▶ _Instructions to follow_
Every line must be returned precisely as it is written.

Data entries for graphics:
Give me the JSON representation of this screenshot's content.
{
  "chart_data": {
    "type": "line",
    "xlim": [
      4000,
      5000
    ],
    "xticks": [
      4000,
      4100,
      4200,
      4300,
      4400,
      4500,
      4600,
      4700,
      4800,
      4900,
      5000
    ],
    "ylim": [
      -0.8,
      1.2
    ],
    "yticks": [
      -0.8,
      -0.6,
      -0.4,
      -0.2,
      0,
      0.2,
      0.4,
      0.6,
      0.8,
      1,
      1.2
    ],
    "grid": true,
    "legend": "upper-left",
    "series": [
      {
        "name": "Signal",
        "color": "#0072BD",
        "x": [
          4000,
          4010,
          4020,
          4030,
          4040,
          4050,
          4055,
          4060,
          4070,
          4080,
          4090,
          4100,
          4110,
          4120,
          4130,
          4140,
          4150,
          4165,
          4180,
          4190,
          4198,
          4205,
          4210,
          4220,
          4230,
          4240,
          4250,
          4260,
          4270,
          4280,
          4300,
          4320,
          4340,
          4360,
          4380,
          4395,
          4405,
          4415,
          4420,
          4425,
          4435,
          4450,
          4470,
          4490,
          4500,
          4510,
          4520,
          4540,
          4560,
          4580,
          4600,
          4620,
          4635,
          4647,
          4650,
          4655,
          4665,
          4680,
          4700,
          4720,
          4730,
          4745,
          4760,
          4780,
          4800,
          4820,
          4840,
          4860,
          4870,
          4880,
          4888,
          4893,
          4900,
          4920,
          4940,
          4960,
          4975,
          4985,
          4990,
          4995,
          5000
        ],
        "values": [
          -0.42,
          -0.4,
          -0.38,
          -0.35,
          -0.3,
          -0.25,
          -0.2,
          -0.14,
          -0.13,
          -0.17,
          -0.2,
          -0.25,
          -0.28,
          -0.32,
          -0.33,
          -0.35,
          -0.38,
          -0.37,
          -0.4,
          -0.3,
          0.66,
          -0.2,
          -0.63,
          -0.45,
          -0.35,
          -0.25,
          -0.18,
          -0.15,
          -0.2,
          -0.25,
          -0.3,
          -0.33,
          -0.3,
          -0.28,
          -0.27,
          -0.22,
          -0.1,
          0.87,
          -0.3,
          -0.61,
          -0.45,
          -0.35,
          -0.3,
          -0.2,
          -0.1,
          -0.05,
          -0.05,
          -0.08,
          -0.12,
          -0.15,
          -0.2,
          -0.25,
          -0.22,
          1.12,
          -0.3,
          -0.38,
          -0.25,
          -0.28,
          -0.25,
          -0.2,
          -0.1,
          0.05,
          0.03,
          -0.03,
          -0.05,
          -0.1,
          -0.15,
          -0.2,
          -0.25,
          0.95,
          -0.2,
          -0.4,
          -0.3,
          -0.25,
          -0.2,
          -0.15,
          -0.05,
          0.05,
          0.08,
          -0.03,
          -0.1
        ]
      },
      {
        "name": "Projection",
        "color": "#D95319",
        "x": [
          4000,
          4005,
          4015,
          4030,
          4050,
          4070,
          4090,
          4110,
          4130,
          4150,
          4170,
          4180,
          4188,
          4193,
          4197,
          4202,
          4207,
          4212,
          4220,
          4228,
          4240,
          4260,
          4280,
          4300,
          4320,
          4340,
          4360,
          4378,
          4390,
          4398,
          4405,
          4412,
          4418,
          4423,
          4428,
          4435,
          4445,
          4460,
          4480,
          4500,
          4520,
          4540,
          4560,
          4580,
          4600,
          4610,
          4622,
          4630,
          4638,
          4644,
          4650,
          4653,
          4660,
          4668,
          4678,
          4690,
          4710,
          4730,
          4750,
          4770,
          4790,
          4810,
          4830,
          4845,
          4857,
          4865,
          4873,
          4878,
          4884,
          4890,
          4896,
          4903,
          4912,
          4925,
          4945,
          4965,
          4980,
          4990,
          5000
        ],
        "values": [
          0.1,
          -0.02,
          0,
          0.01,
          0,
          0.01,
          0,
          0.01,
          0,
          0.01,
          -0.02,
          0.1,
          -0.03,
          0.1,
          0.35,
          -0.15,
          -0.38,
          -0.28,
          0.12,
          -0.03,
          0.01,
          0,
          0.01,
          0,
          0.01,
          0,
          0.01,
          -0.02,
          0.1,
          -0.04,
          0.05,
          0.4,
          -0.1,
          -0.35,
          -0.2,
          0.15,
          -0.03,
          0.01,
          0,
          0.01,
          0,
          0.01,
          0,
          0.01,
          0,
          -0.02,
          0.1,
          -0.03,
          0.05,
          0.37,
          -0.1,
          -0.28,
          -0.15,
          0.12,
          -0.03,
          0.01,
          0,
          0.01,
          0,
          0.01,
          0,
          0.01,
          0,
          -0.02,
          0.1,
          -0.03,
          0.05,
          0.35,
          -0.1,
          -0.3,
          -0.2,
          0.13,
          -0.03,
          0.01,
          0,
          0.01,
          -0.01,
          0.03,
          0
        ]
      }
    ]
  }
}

▶ _Exercise result_
Give me the JSON representation of this screenshot's content.
{
  "chart_data": {
    "type": "line",
    "xlim": [
      4000,
      5000
    ],
    "xticks": [
      4000,
      4100,
      4200,
      4300,
      4400,
      4500,
      4600,
      4700,
      4800,
      4900,
      5000
    ],
    "ylim": [
      -0.8,
      1.2
    ],
    "yticks": [
      -0.8,
      -0.6,
      -0.4,
      -0.2,
      0,
      0.2,
      0.4,
      0.6,
      0.8,
      1,
      1.2
    ],
    "grid": true,
    "legend": "upper-left",
    "series": [
      {
        "name": "Signal",
        "color": "#0072BD",
        "x": [
          4000,
          4010,
          4020,
          4030,
          4040,
          4050,
          4055,
          4060,
          4070,
          4080,
          4090,
          4100,
          4110,
          4120,
          4130,
          4140,
          4150,
          4165,
          4180,
          4190,
          4198,
          4205,
          4210,
          4220,
          4230,
          4240,
          4250,
          4260,
          4270,
          4280,
          4300,
          4320,
          4340,
          4360,
          4380,
          4395,
          4405,
          4415,
          4420,
          4425,
          4435,
          4450,
          4470,
          4490,
          4500,
          4510,
          4520,
          4540,
          4560,
          4580,
          4600,
          4620,
          4635,
          4647,
          4650,
          4655,
          4665,
          4680,
          4700,
          4720,
          4730,
          4745,
          4760,
          4780,
          4800,
          4820,
          4840,
          4860,
          4870,
          4880,
          4888,
          4893,
          4900,
          4920,
          4940,
          4960,
          4975,
          4985,
          4990,
          4995,
          5000
        ],
        "values": [
          -0.42,
          -0.4,
          -0.38,
          -0.35,
          -0.3,
          -0.25,
          -0.2,
          -0.14,
          -0.13,
          -0.17,
          -0.2,
          -0.25,
          -0.28,
          -0.32,
          -0.33,
          -0.35,
          -0.38,
          -0.37,
          -0.4,
          -0.3,
          0.66,
          -0.2,
          -0.63,
          -0.45,
          -0.35,
          -0.25,
          -0.18,
          -0.15,
          -0.2,
          -0.25,
          -0.3,
          -0.33,
          -0.3,
          -0.28,
          -0.27,
          -0.22,
          -0.1,
          0.87,
          -0.3,
          -0.61,
          -0.45,
          -0.35,
          -0.3,
          -0.2,
          -0.1,
          -0.05,
          -0.05,
          -0.08,
          -0.12,
          -0.15,
          -0.2,
          -0.25,
          -0.22,
          1.12,
          -0.3,
          -0.38,
          -0.25,
          -0.28,
          -0.25,
          -0.2,
          -0.1,
          0.05,
          0.03,
          -0.03,
          -0.05,
          -0.1,
          -0.15,
          -0.2,
          -0.25,
          0.95,
          -0.2,
          -0.4,
          -0.3,
          -0.25,
          -0.2,
          -0.15,
          -0.05,
          0.05,
          0.08,
          -0.03,
          -0.1
        ]
      },
      {
        "name": "Projection",
        "color": "#D95319",
        "x": [
          4000,
          4005,
          4015,
          4030,
          4050,
          4070,
          4090,
          4110,
          4130,
          4150,
          4170,
          4180,
          4188,
          4193,
          4197,
          4202,
          4207,
          4212,
          4220,
          4228,
          4240,
          4260,
          4280,
          4300,
          4320,
          4340,
          4360,
          4378,
          4390,
          4398,
          4405,
          4412,
          4418,
          4423,
          4428,
          4435,
          4445,
          4460,
          4480,
          4500,
          4520,
          4540,
          4560,
          4580,
          4600,
          4610,
          4622,
          4630,
          4638,
          4644,
          4650,
          4653,
          4660,
          4668,
          4678,
          4690,
          4710,
          4730,
          4750,
          4770,
          4790,
          4810,
          4830,
          4845,
          4857,
          4865,
          4873,
          4878,
          4884,
          4890,
          4896,
          4903,
          4912,
          4925,
          4945,
          4965,
          4980,
          4990,
          5000
        ],
        "values": [
          0.1,
          -0.02,
          0,
          0.01,
          0,
          0.01,
          0,
          0.01,
          0,
          0.01,
          -0.02,
          0.1,
          -0.03,
          0.1,
          0.35,
          -0.15,
          -0.38,
          -0.28,
          0.12,
          -0.03,
          0.01,
          0,
          0.01,
          0,
          0.01,
          0,
          0.01,
          -0.02,
          0.1,
          -0.04,
          0.05,
          0.4,
          -0.1,
          -0.35,
          -0.2,
          0.15,
          -0.03,
          0.01,
          0,
          0.01,
          0,
          0.01,
          0,
          0.01,
          0,
          -0.02,
          0.1,
          -0.03,
          0.05,
          0.37,
          -0.1,
          -0.28,
          -0.15,
          0.12,
          -0.03,
          0.01,
          0,
          0.01,
          0,
          0.01,
          0,
          0.01,
          0,
          -0.02,
          0.1,
          -0.03,
          0.05,
          0.35,
          -0.1,
          -0.3,
          -0.2,
          0.13,
          -0.03,
          0.01,
          0,
          0.01,
          -0.01,
          0.03,
          0
        ]
      }
    ]
  }
}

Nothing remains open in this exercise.